• What to work on:
Scan the data below and pick out the lines containing the word "document".

*** The data

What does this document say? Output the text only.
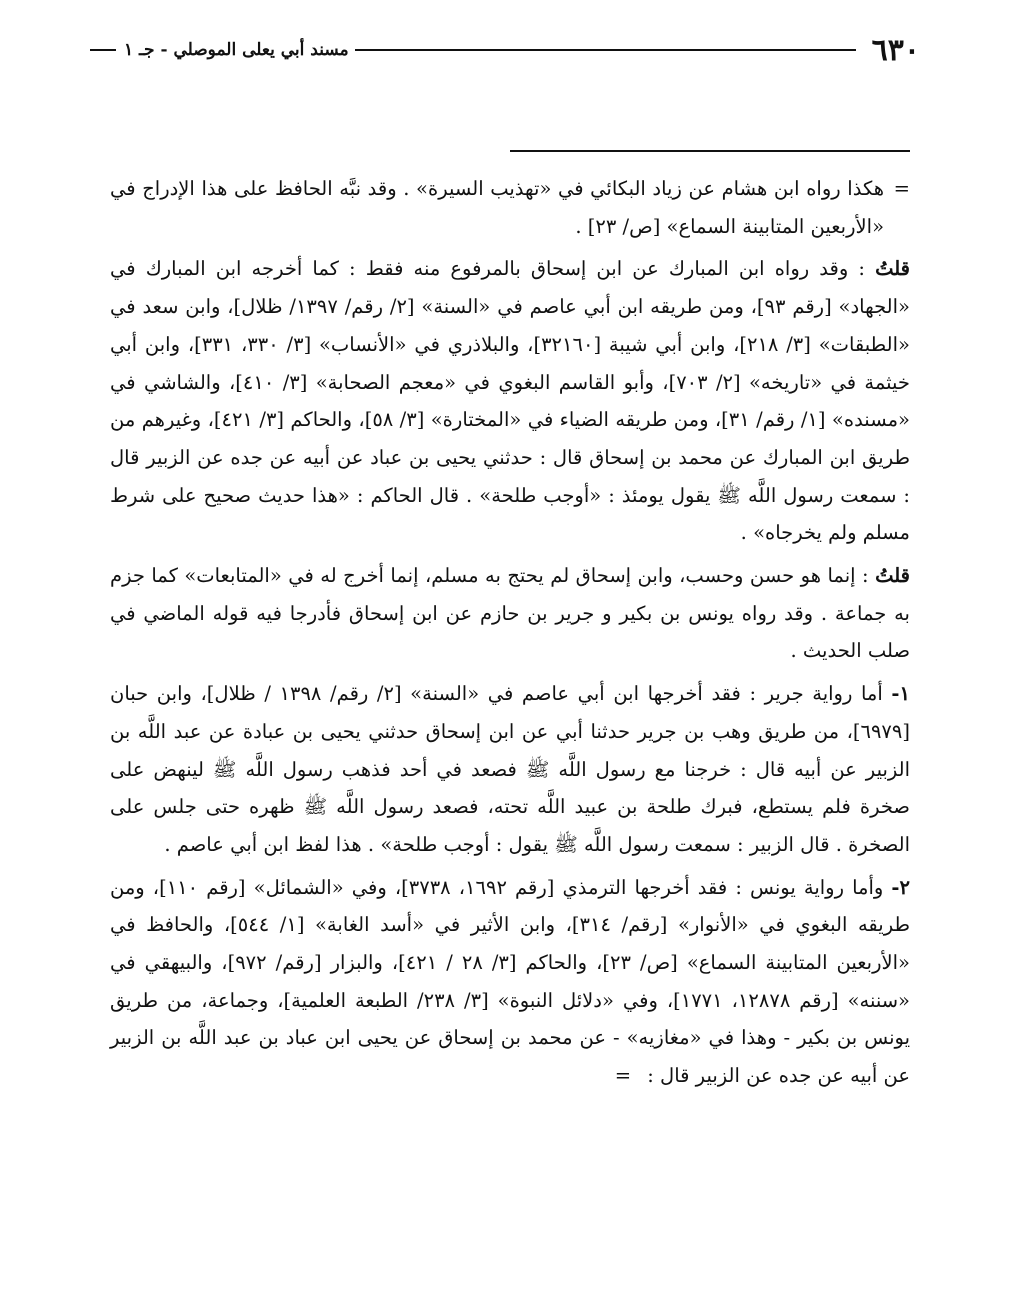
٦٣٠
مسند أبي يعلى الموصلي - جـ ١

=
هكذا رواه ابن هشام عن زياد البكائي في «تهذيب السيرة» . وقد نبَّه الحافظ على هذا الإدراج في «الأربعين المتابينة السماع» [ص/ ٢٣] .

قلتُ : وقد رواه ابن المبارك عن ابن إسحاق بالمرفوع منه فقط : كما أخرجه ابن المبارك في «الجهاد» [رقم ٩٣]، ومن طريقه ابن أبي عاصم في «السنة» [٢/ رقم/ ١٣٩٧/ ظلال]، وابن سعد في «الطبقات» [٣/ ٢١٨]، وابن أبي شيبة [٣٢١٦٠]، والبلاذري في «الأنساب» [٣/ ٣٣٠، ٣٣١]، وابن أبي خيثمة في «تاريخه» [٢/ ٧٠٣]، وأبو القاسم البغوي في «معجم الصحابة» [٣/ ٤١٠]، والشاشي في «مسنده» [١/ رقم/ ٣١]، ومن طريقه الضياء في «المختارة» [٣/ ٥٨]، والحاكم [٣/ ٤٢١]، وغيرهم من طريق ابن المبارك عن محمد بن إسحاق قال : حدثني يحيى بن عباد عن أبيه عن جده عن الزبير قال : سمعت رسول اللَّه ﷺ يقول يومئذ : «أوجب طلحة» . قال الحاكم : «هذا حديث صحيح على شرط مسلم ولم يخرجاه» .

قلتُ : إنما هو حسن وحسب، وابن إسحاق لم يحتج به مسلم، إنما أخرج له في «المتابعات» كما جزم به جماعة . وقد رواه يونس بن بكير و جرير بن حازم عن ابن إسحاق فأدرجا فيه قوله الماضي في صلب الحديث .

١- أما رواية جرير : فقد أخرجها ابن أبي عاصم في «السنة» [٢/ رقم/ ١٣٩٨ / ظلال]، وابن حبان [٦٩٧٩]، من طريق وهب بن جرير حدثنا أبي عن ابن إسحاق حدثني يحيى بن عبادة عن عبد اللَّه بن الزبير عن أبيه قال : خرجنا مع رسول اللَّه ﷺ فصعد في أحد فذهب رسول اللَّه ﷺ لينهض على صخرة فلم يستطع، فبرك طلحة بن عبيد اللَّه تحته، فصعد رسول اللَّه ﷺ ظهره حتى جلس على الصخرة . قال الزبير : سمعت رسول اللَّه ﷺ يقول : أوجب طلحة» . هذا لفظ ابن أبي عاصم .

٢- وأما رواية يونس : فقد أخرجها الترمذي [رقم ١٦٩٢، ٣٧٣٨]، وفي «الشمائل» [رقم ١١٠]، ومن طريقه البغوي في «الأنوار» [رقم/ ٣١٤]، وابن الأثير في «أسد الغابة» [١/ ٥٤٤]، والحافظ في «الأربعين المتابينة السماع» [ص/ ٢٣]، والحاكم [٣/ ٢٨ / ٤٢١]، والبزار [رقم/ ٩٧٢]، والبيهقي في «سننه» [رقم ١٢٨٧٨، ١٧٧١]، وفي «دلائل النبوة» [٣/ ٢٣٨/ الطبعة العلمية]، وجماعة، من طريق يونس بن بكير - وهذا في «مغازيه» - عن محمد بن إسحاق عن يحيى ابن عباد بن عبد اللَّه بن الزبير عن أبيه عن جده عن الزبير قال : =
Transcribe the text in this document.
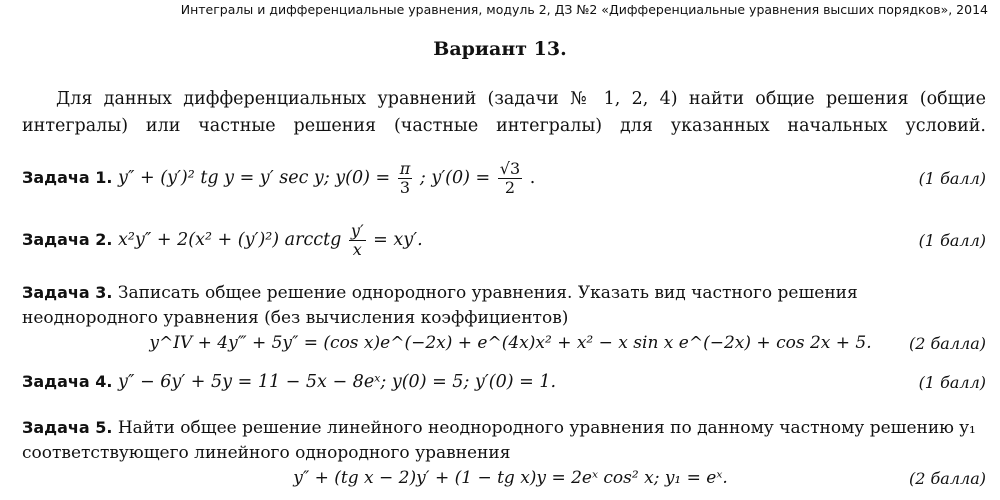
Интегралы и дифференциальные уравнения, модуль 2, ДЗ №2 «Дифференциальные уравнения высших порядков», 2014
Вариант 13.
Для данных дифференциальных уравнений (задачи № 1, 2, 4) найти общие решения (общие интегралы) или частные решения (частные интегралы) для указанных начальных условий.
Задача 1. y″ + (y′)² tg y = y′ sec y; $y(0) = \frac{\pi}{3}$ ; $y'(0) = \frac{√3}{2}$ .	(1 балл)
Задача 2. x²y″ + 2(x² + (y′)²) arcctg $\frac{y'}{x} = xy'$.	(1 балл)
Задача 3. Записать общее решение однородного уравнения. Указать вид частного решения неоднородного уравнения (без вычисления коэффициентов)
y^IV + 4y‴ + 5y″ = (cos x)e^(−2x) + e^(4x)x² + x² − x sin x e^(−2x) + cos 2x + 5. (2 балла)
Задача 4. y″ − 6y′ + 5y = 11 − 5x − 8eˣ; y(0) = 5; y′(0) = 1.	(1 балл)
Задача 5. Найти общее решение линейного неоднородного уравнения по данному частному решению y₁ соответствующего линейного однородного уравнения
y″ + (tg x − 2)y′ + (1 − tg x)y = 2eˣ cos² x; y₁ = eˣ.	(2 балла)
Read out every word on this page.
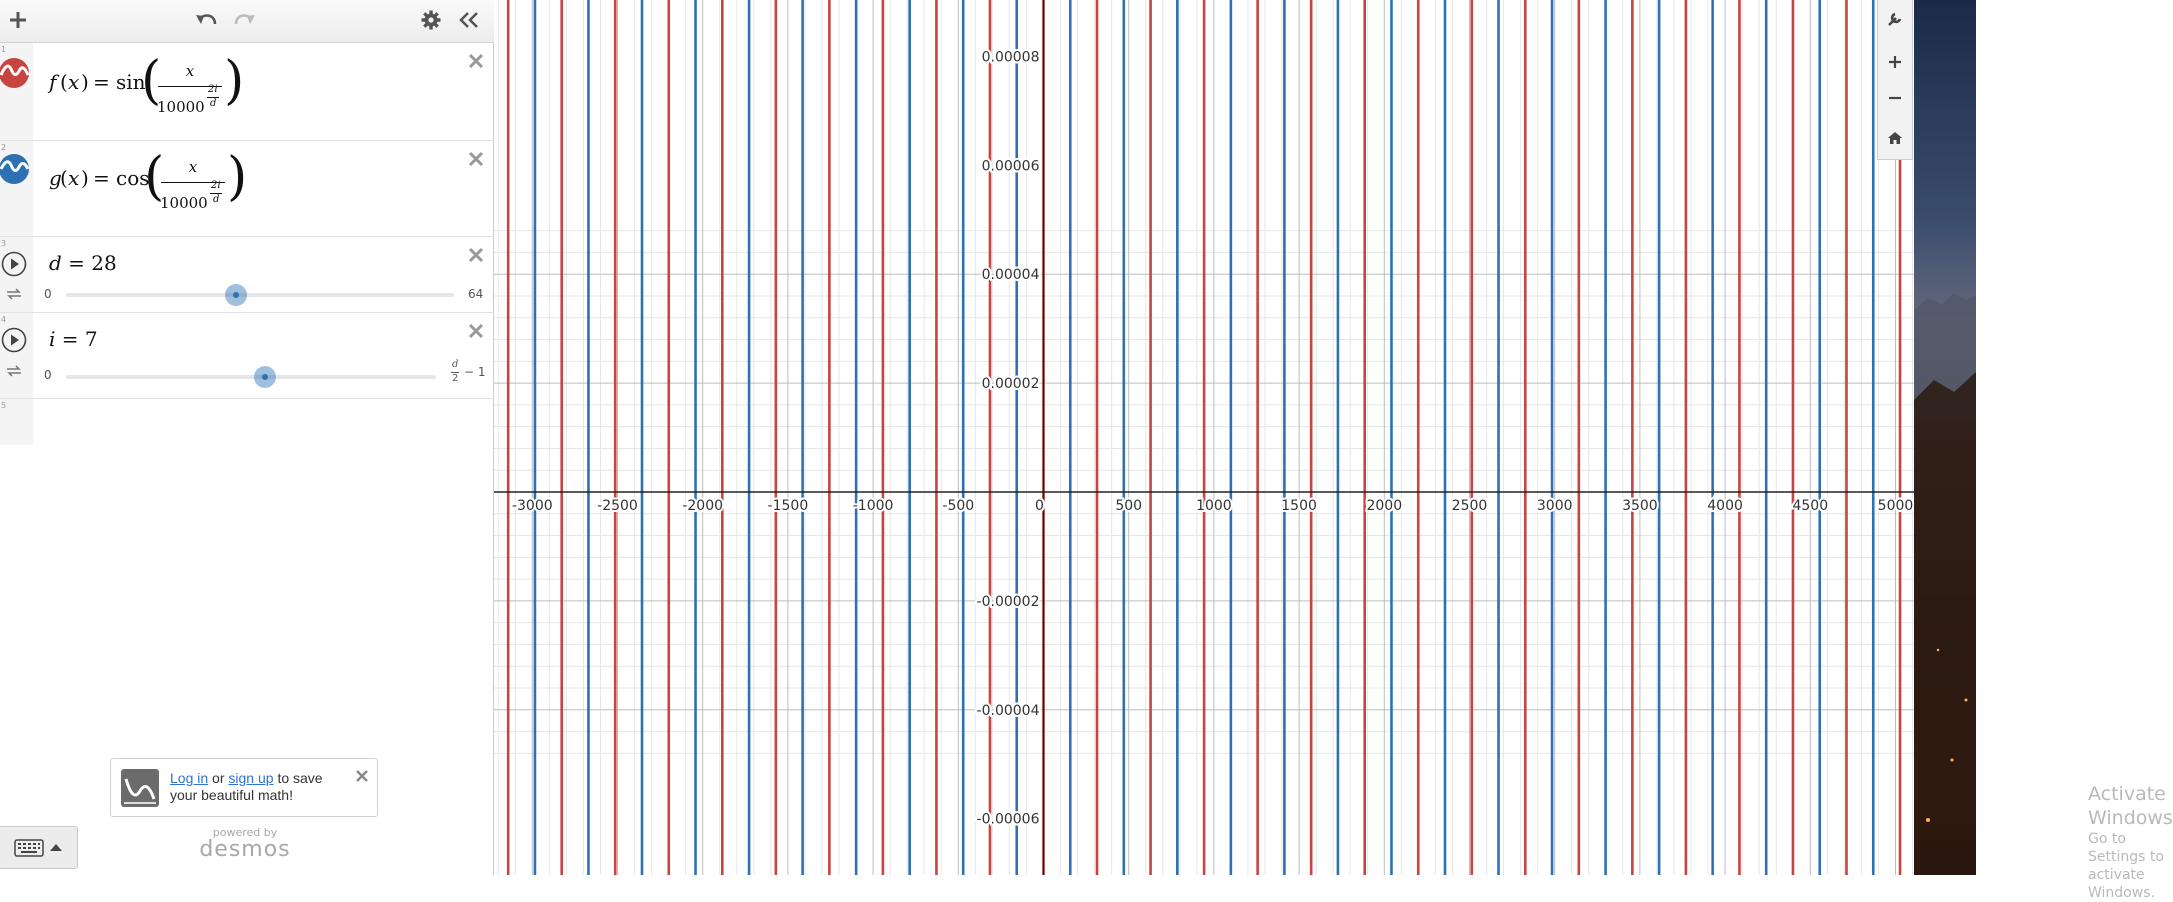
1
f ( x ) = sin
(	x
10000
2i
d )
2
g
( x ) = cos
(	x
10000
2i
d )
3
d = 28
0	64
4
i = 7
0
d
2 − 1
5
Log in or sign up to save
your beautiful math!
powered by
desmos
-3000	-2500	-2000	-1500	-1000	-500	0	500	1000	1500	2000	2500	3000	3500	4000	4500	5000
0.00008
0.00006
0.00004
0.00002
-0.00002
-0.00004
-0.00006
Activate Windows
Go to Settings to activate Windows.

******

• In response:
What does this document say? Output the text only.
Transcribe the text in this document.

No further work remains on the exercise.